Labeled region entries
/---

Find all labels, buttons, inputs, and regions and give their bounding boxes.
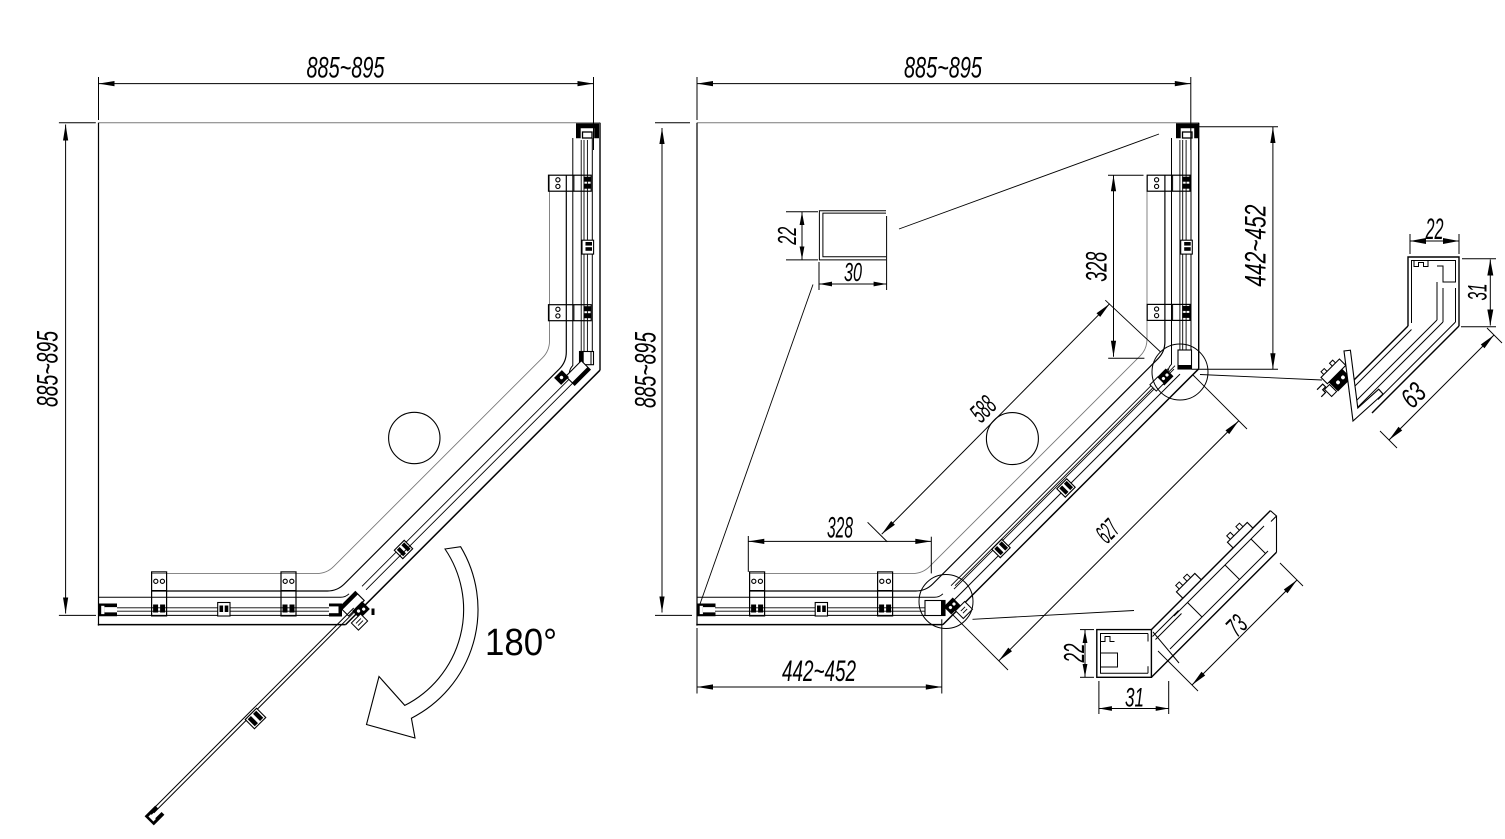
svg-text:328: 328 bbox=[1081, 252, 1114, 282]
svg-text:328: 328 bbox=[827, 512, 853, 545]
svg-text:22: 22 bbox=[1059, 644, 1091, 664]
svg-text:885~895: 885~895 bbox=[307, 52, 385, 85]
svg-text:885~895: 885~895 bbox=[904, 52, 982, 85]
svg-text:180°: 180° bbox=[485, 622, 557, 664]
svg-text:22: 22 bbox=[1425, 213, 1444, 246]
svg-text:31: 31 bbox=[1463, 284, 1493, 301]
svg-text:30: 30 bbox=[844, 257, 862, 287]
svg-text:31: 31 bbox=[1125, 683, 1144, 713]
svg-text:22: 22 bbox=[772, 226, 802, 245]
svg-text:885~895: 885~895 bbox=[32, 331, 65, 407]
svg-text:442~452: 442~452 bbox=[1239, 204, 1272, 286]
svg-text:442~452: 442~452 bbox=[782, 655, 856, 688]
svg-text:885~895: 885~895 bbox=[629, 332, 662, 408]
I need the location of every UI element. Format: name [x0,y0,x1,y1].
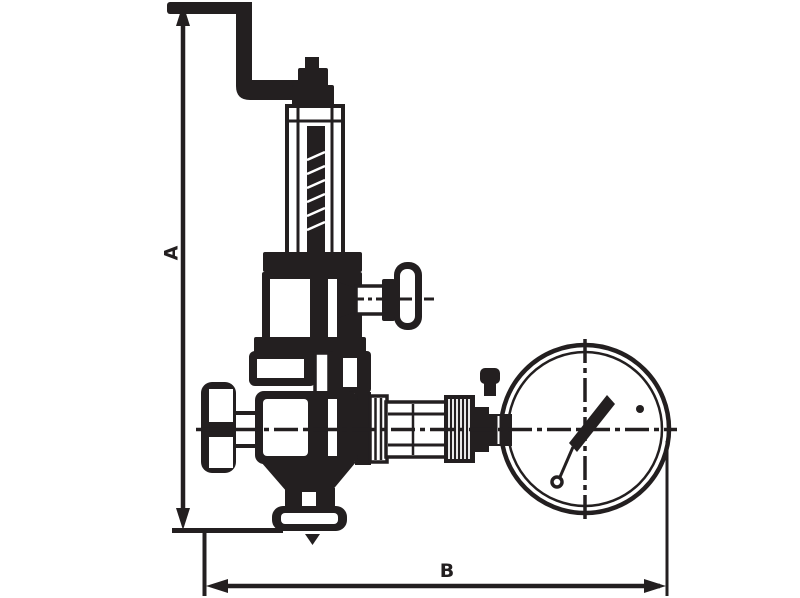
valve-technical-drawing: A B [0,0,800,598]
crank-arm [236,2,300,100]
bonnet-flange [263,252,362,272]
stem-nut-lower [292,85,334,106]
outlet-neck-left [285,488,302,509]
top-port-channel [315,353,329,393]
gauge-connection-union [355,368,512,465]
needle-counterweight [552,477,562,487]
body-top-flange [249,351,371,393]
inlet-flange-window-top [209,389,233,422]
stem-nut-upper [298,68,328,87]
tee-grip-highlight [400,269,415,323]
bleed-screw-stem [484,383,496,396]
dimension-a: A [161,4,191,530]
outlet-neck-right [316,488,335,509]
housing-panel [270,279,310,345]
flow-direction-arrow [305,534,320,545]
dimension-a-arrow-bottom [176,508,190,530]
dimension-b-label: B [440,560,454,582]
threaded-stem [307,126,325,254]
bleed-screw [480,368,500,384]
drawing-canvas: A B [0,0,800,598]
valve-body [234,391,358,509]
body-highlight [328,399,337,456]
top-port-cap-window [343,358,357,387]
bottom-flange-window [281,513,338,524]
bottom-outlet-flange [272,506,347,545]
dimension-b-arrow-left [206,579,228,593]
top-flange-window [257,359,304,378]
housing-highlight [328,279,337,345]
body-taper [261,462,356,492]
dimension-b-arrow-right [644,579,666,593]
body-panel [263,399,308,456]
inlet-flange-window-bottom [209,437,233,468]
spring-bonnet-tube [287,106,343,254]
dimension-a-label: A [161,245,183,260]
dial-dot [636,405,644,413]
adjusting-stem-nut [292,57,334,106]
inlet-union-flange [201,382,236,473]
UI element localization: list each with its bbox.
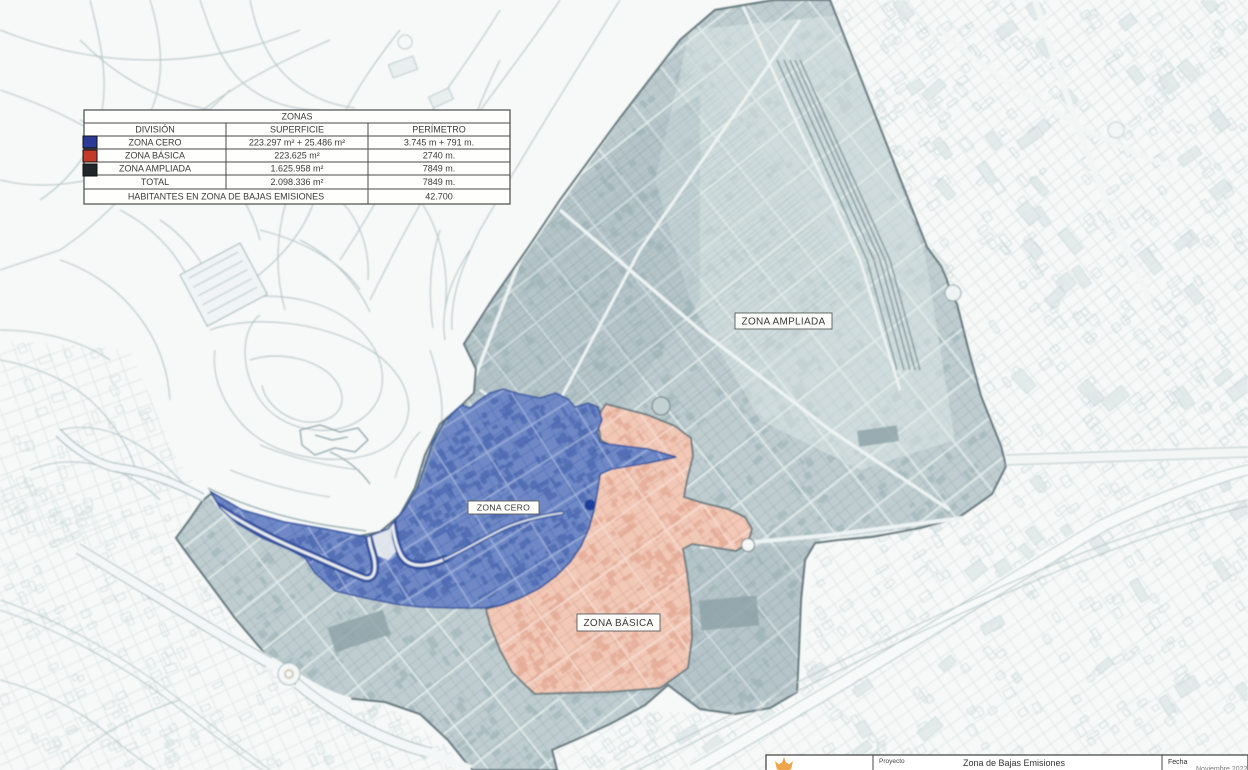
svg-text:223.625 m²: 223.625 m² <box>274 151 320 161</box>
svg-text:Zona de Bajas Emisiones: Zona de Bajas Emisiones <box>963 758 1066 768</box>
svg-text:ZONA AMPLIADA: ZONA AMPLIADA <box>742 317 826 328</box>
svg-text:ZONA BÁSICA: ZONA BÁSICA <box>584 616 654 629</box>
svg-text:ZONA CERO: ZONA CERO <box>477 503 530 513</box>
svg-text:ZONAS: ZONAS <box>281 112 312 122</box>
svg-text:7849 m.: 7849 m. <box>423 164 456 174</box>
svg-text:Fecha: Fecha <box>1168 759 1188 766</box>
svg-text:PERÍMETRO: PERÍMETRO <box>412 125 466 135</box>
svg-text:7849 m.: 7849 m. <box>423 177 456 187</box>
svg-text:Noviembre 2022: Noviembre 2022 <box>1196 766 1247 770</box>
svg-text:3.745 m + 791 m.: 3.745 m + 791 m. <box>404 138 474 148</box>
svg-text:HABITANTES EN ZONA DE BAJAS EM: HABITANTES EN ZONA DE BAJAS EMISIONES <box>128 192 324 202</box>
svg-text:223.297 m² + 25.486 m²: 223.297 m² + 25.486 m² <box>249 138 345 148</box>
svg-text:1.625.958 m²: 1.625.958 m² <box>270 164 323 174</box>
svg-text:ZONA CERO: ZONA CERO <box>128 138 181 148</box>
svg-text:2.098.336 m²: 2.098.336 m² <box>270 177 323 187</box>
svg-text:DIVISIÓN: DIVISIÓN <box>135 125 175 135</box>
svg-text:2740 m.: 2740 m. <box>423 151 456 161</box>
svg-text:42.700: 42.700 <box>425 192 453 202</box>
svg-text:Proyecto: Proyecto <box>879 758 905 765</box>
svg-text:ZONA BÁSICA: ZONA BÁSICA <box>125 151 185 161</box>
svg-text:ZONA AMPLIADA: ZONA AMPLIADA <box>119 164 191 174</box>
svg-text:TOTAL: TOTAL <box>141 177 169 187</box>
svg-text:SUPERFICIE: SUPERFICIE <box>270 125 324 135</box>
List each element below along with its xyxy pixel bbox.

\---

§ Task objective
Rewrite the rows between the lines holding "svg-text:223.625 m²: 223.625" and "svg-text:ZONA AMPLIADA: ZONA AMPLIADA <box>119", inclusive, changing "Noviembre" to "Diciembre" and leaving everything else as it is.

§ Finished task
svg-text:223.625 m²: 223.625 m² <box>274 151 320 161</box>
svg-text:Zona de Bajas Emisiones: Zona de Bajas Emisiones <box>963 758 1066 768</box>
svg-text:ZONA AMPLIADA: ZONA AMPLIADA <box>742 317 826 328</box>
svg-text:ZONA BÁSICA: ZONA BÁSICA <box>584 616 654 629</box>
svg-text:ZONA CERO: ZONA CERO <box>477 503 530 513</box>
svg-text:ZONAS: ZONAS <box>281 112 312 122</box>
svg-text:7849 m.: 7849 m. <box>423 164 456 174</box>
svg-text:Fecha: Fecha <box>1168 759 1188 766</box>
svg-text:PERÍMETRO: PERÍMETRO <box>412 125 466 135</box>
svg-text:7849 m.: 7849 m. <box>423 177 456 187</box>
svg-text:Diciembre 2022: Diciembre 2022 <box>1196 766 1247 770</box>
svg-text:3.745 m + 791 m.: 3.745 m + 791 m. <box>404 138 474 148</box>
svg-text:HABITANTES EN ZONA DE BAJAS EM: HABITANTES EN ZONA DE BAJAS EMISIONES <box>128 192 324 202</box>
svg-text:223.297 m² + 25.486 m²: 223.297 m² + 25.486 m² <box>249 138 345 148</box>
svg-text:1.625.958 m²: 1.625.958 m² <box>270 164 323 174</box>
svg-text:ZONA CERO: ZONA CERO <box>128 138 181 148</box>
svg-text:2.098.336 m²: 2.098.336 m² <box>270 177 323 187</box>
svg-text:DIVISIÓN: DIVISIÓN <box>135 125 175 135</box>
svg-text:2740 m.: 2740 m. <box>423 151 456 161</box>
svg-text:42.700: 42.700 <box>425 192 453 202</box>
svg-text:Proyecto: Proyecto <box>879 758 905 765</box>
svg-text:ZONA BÁSICA: ZONA BÁSICA <box>125 151 185 161</box>
svg-text:ZONA AMPLIADA: ZONA AMPLIADA <box>119 164 191 174</box>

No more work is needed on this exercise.